### [Short task]
Gather all lines from the material that contain the word "caules".

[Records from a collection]

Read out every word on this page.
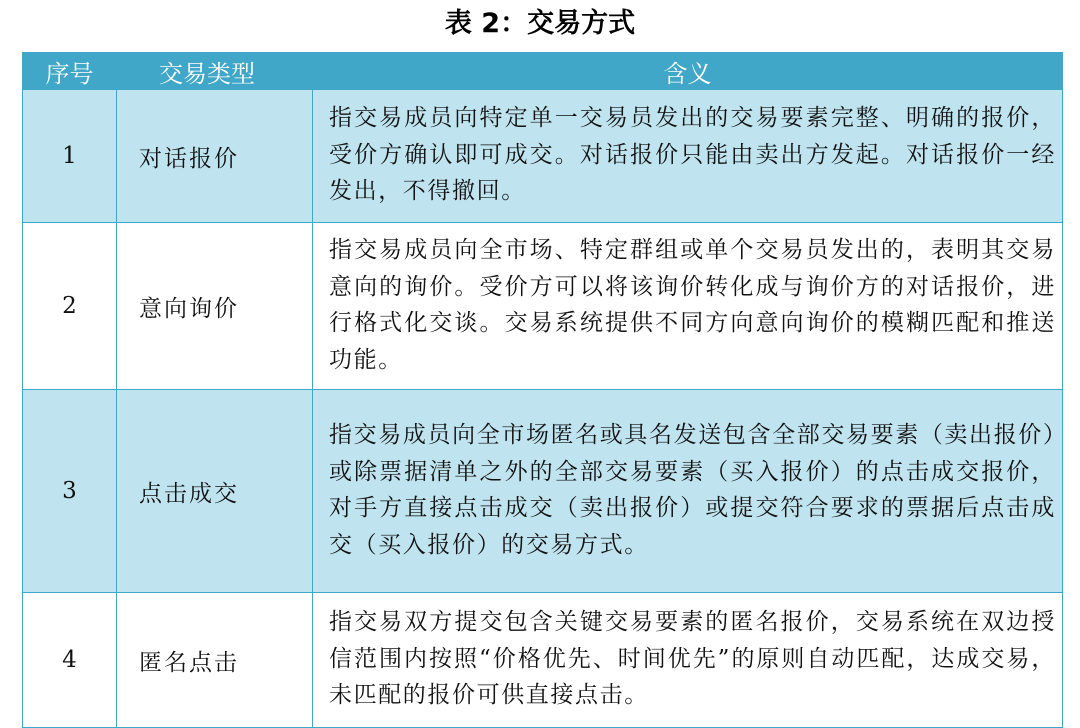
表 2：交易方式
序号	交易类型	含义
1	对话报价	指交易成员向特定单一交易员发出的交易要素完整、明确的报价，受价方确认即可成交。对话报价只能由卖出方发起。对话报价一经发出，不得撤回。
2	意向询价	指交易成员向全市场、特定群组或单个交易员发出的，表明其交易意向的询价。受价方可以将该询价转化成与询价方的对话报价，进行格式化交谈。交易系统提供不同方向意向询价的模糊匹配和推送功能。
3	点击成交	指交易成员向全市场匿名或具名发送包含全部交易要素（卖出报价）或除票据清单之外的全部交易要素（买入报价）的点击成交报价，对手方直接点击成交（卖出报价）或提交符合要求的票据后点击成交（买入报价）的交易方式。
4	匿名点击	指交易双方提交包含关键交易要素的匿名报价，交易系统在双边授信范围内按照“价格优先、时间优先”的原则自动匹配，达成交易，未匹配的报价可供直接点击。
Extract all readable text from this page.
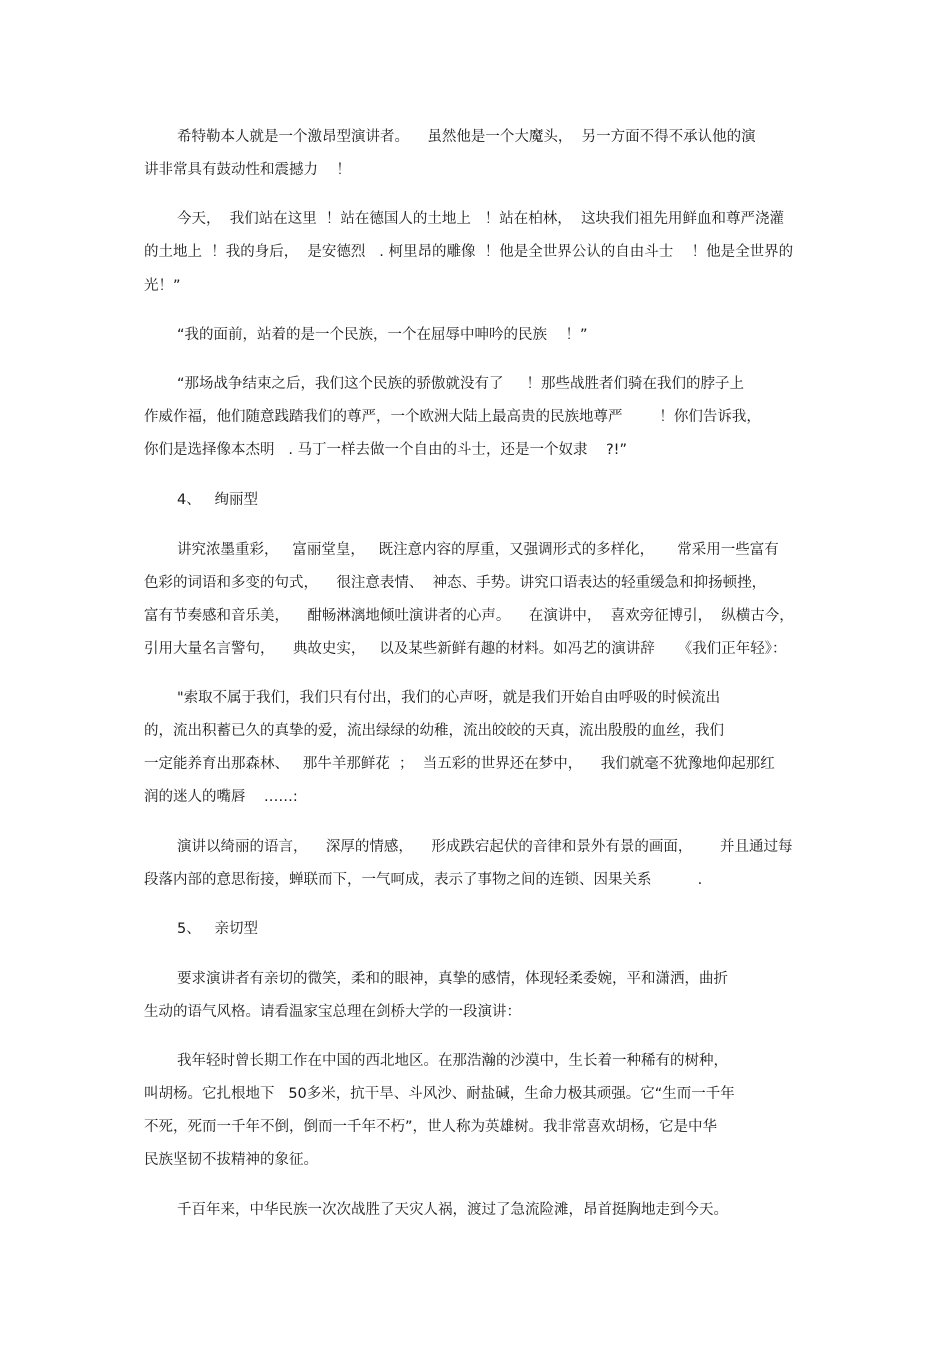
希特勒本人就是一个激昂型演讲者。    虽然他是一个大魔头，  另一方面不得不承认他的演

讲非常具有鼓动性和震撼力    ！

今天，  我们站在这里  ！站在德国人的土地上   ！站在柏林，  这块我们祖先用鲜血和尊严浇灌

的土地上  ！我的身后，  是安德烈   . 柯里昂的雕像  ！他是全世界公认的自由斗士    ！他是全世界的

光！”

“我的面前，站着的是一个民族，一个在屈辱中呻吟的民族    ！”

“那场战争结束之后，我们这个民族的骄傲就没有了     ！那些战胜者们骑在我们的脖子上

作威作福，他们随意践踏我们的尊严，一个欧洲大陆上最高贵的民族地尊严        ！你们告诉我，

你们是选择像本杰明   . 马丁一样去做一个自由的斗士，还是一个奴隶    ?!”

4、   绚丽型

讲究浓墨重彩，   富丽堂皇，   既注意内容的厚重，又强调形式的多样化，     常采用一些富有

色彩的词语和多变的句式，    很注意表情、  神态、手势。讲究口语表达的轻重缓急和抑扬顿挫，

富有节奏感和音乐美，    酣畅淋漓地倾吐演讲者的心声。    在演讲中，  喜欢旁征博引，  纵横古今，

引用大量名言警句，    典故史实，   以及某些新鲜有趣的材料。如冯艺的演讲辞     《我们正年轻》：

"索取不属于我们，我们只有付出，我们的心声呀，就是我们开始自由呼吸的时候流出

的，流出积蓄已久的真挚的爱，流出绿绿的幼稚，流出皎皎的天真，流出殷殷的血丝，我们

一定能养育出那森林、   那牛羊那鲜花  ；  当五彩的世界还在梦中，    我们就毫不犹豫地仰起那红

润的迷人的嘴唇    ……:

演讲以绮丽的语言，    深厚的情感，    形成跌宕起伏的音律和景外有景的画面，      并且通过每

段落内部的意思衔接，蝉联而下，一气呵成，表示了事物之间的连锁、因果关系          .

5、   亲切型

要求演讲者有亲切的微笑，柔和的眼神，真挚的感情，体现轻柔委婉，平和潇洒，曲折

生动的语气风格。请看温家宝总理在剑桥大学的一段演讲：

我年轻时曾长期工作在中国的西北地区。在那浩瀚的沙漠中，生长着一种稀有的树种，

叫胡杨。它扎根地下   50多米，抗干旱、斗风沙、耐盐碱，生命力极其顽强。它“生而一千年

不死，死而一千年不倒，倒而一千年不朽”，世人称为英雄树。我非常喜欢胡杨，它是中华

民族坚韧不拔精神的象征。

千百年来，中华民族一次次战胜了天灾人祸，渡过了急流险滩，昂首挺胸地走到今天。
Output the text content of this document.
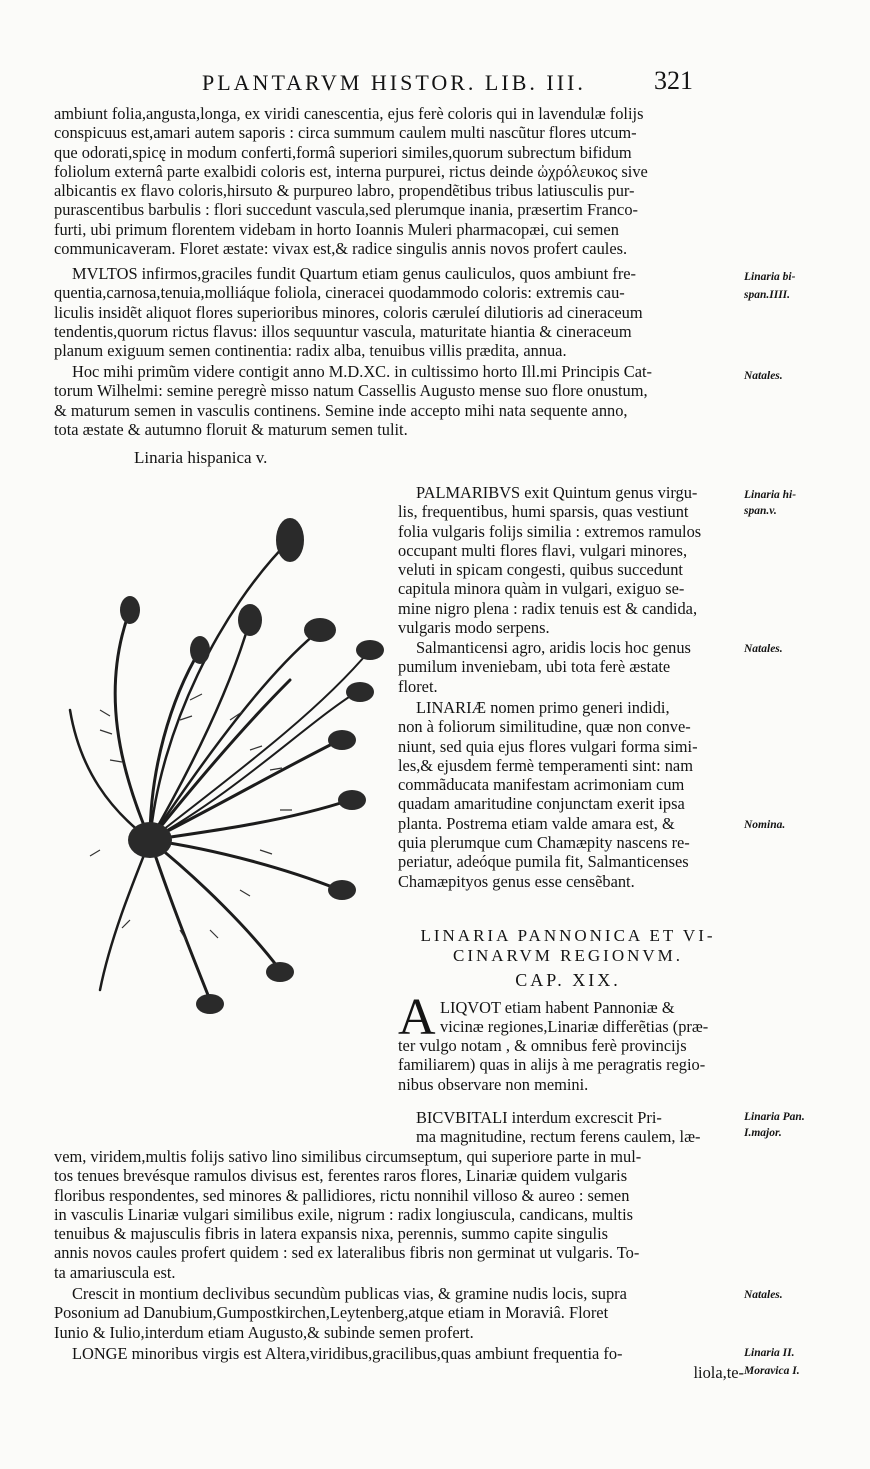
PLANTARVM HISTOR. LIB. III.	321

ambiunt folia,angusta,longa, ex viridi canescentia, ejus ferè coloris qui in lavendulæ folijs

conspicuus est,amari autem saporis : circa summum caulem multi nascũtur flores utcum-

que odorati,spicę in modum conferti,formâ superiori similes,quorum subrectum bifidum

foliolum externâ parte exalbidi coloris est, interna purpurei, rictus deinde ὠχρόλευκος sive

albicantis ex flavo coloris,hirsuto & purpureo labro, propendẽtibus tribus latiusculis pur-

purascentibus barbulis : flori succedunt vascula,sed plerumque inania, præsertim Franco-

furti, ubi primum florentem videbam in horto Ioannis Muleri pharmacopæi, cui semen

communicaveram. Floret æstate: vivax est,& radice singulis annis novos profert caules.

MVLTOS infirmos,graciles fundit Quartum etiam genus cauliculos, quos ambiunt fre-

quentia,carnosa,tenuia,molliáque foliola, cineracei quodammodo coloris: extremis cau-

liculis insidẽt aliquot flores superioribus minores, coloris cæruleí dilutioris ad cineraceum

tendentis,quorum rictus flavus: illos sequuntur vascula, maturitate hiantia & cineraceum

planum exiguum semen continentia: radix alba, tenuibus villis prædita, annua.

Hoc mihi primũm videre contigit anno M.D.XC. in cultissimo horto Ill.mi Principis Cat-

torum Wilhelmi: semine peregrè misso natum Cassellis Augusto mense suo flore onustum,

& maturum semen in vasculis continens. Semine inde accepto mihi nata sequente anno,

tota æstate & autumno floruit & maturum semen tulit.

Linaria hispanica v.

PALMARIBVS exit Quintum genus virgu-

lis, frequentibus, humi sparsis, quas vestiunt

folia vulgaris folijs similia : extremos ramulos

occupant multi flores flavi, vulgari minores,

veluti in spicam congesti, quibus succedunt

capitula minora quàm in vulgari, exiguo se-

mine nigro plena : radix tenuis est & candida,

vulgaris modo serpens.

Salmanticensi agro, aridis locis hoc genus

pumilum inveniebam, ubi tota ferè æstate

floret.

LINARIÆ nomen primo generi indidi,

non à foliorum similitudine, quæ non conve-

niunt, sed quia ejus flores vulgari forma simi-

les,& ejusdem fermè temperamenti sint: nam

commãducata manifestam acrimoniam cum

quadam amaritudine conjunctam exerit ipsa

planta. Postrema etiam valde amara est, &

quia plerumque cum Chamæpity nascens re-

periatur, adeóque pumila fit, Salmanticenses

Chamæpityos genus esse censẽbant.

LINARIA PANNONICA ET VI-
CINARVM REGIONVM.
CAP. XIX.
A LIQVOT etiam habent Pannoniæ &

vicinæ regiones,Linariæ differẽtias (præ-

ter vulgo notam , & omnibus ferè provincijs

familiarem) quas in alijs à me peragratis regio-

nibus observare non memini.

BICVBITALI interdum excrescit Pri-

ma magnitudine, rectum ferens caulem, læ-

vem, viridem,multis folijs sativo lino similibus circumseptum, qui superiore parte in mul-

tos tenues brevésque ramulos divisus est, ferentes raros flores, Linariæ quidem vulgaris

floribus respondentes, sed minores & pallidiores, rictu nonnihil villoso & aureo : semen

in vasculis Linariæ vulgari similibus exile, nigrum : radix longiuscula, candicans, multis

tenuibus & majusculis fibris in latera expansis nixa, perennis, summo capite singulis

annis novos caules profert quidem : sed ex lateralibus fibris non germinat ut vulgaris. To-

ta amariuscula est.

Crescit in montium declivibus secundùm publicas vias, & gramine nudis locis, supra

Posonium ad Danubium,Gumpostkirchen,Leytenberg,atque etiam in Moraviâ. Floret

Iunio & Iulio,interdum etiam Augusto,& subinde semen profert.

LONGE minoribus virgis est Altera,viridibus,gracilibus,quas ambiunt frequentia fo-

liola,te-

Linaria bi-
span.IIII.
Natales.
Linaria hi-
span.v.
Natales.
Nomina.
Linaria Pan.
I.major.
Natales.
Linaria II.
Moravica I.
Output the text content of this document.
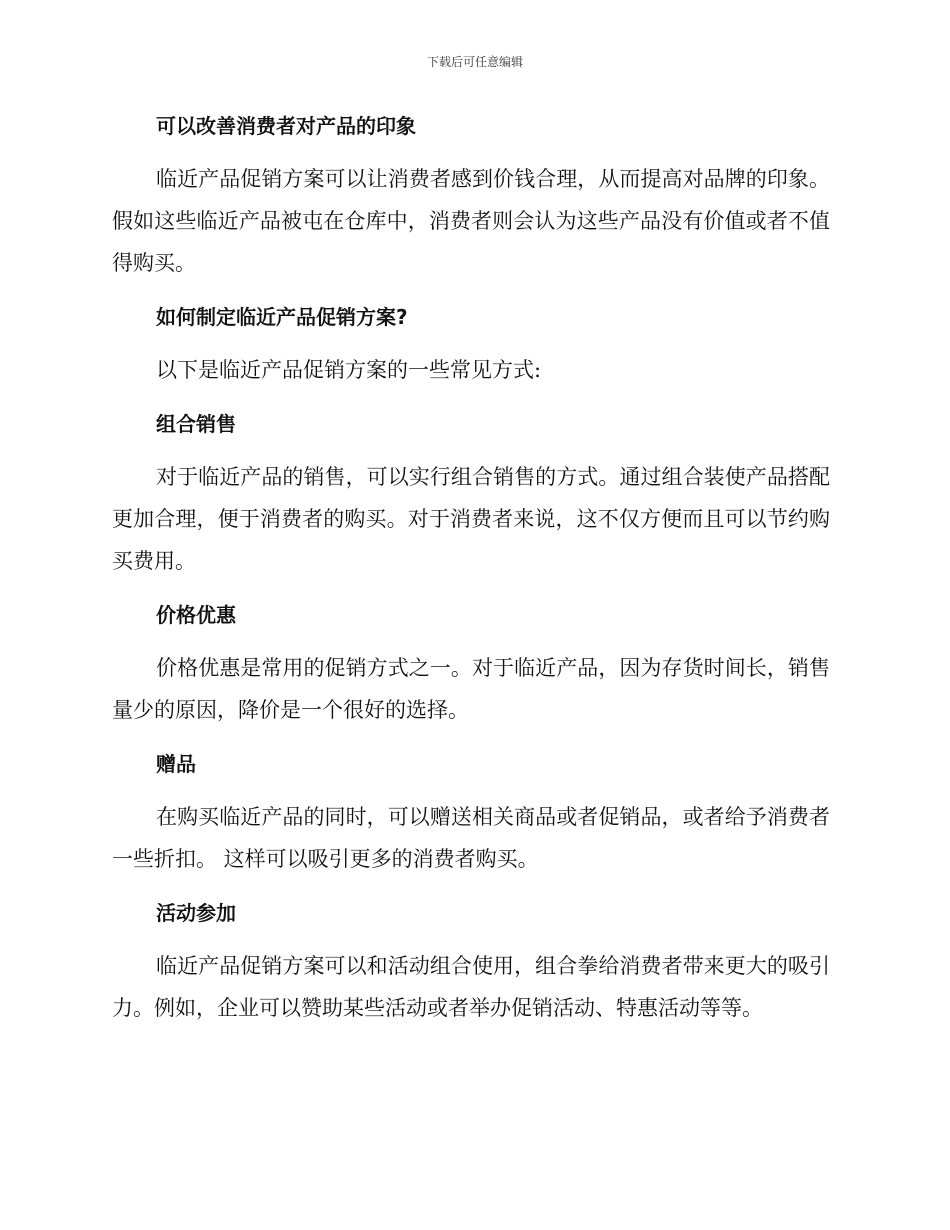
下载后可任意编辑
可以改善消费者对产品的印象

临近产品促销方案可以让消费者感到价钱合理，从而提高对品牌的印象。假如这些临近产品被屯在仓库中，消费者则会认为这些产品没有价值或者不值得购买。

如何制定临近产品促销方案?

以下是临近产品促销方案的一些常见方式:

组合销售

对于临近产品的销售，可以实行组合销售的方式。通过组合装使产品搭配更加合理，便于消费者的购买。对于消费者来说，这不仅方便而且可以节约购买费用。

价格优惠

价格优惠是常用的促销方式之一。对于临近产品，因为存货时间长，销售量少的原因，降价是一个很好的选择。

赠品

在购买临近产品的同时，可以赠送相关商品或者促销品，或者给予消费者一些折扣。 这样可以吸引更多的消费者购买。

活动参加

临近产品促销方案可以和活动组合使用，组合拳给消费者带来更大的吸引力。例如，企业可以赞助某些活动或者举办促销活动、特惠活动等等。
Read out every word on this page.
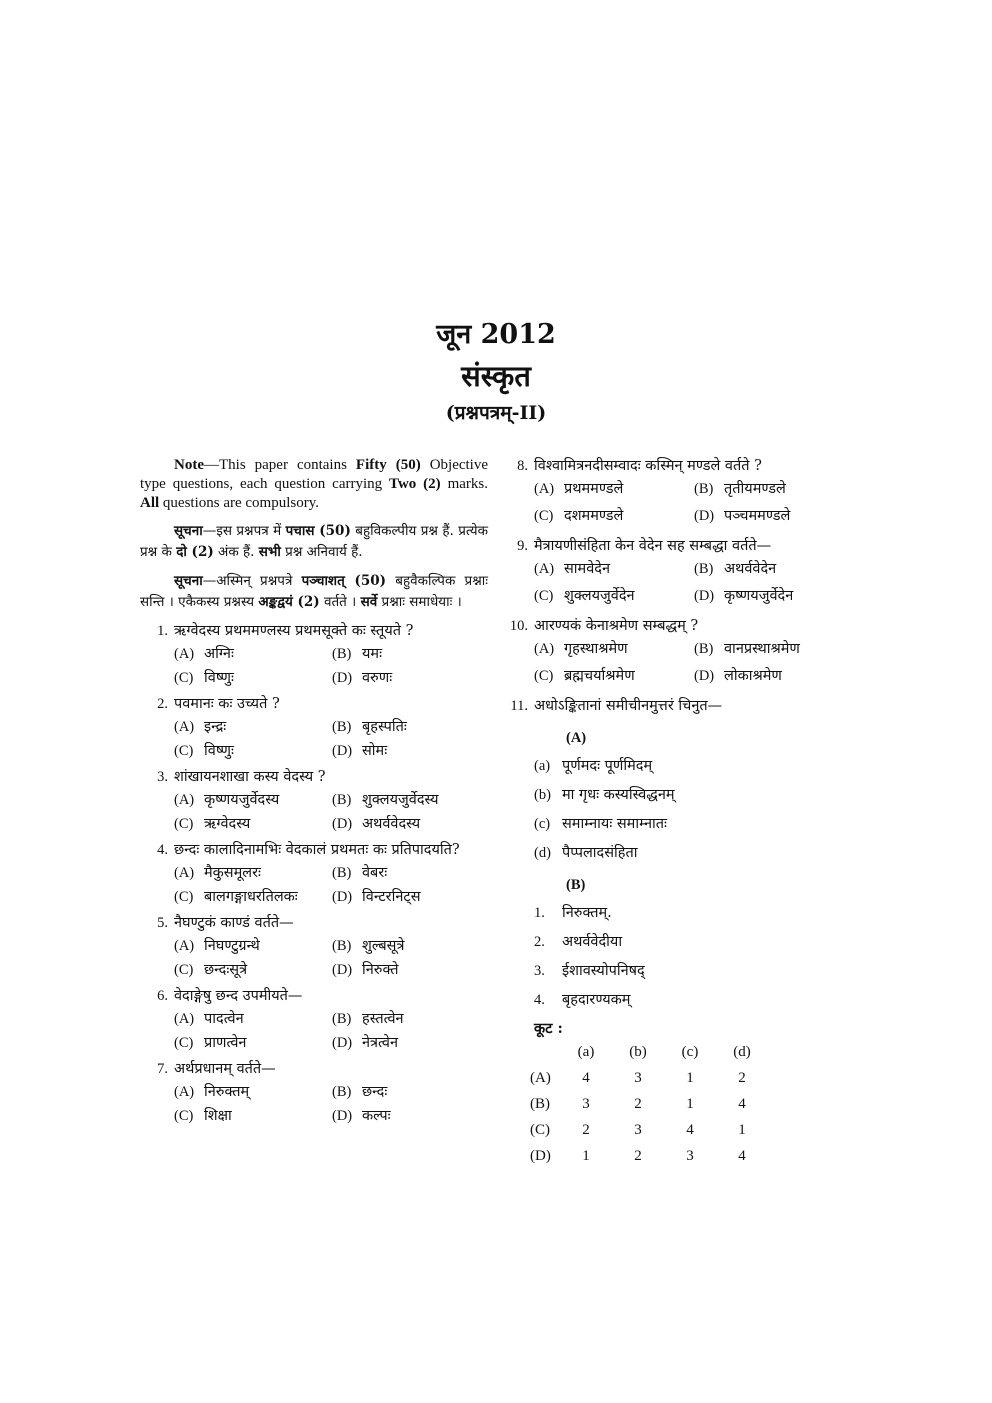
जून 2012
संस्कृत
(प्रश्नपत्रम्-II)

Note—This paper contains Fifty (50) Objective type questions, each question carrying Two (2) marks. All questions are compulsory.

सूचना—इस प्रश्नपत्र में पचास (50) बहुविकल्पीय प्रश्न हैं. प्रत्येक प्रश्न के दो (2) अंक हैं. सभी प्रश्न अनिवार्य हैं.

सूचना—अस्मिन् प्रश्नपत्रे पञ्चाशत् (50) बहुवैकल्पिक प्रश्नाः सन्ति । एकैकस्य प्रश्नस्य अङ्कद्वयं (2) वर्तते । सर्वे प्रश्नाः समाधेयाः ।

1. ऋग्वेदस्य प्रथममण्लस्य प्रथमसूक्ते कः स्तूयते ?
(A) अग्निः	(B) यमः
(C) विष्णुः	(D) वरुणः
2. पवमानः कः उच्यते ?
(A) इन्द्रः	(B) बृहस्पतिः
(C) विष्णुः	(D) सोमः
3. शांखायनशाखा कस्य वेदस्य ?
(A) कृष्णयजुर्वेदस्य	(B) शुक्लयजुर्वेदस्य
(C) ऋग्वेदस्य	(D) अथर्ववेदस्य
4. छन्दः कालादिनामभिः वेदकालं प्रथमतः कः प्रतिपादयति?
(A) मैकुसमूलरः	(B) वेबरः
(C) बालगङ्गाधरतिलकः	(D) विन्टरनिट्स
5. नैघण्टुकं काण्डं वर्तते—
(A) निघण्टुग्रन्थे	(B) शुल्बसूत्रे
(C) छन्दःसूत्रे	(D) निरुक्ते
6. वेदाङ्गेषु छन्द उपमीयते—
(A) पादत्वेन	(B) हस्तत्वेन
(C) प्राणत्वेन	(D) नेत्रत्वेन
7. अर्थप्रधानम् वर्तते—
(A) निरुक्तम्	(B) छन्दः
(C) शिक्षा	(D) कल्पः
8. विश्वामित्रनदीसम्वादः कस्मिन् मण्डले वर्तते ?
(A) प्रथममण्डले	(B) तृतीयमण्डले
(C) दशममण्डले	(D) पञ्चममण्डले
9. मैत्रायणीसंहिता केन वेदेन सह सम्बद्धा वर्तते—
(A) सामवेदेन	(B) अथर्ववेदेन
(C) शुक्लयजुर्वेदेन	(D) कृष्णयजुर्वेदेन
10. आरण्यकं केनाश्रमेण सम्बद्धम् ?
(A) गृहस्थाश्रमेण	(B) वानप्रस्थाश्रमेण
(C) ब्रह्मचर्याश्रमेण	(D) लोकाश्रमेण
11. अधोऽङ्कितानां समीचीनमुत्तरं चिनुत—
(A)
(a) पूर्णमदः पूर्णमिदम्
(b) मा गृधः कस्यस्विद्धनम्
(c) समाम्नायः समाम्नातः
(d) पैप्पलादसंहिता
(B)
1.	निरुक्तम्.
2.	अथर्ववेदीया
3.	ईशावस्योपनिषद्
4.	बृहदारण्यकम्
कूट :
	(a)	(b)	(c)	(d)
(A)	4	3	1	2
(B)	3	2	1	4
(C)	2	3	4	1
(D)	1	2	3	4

### [Solution]
communicaveram. Floret æstate: vivax est,& radice singulis annis novos profert caules.
annis novos caules profert quidem : sed ex lateralibus fibris non germinat ut vulgaris. To-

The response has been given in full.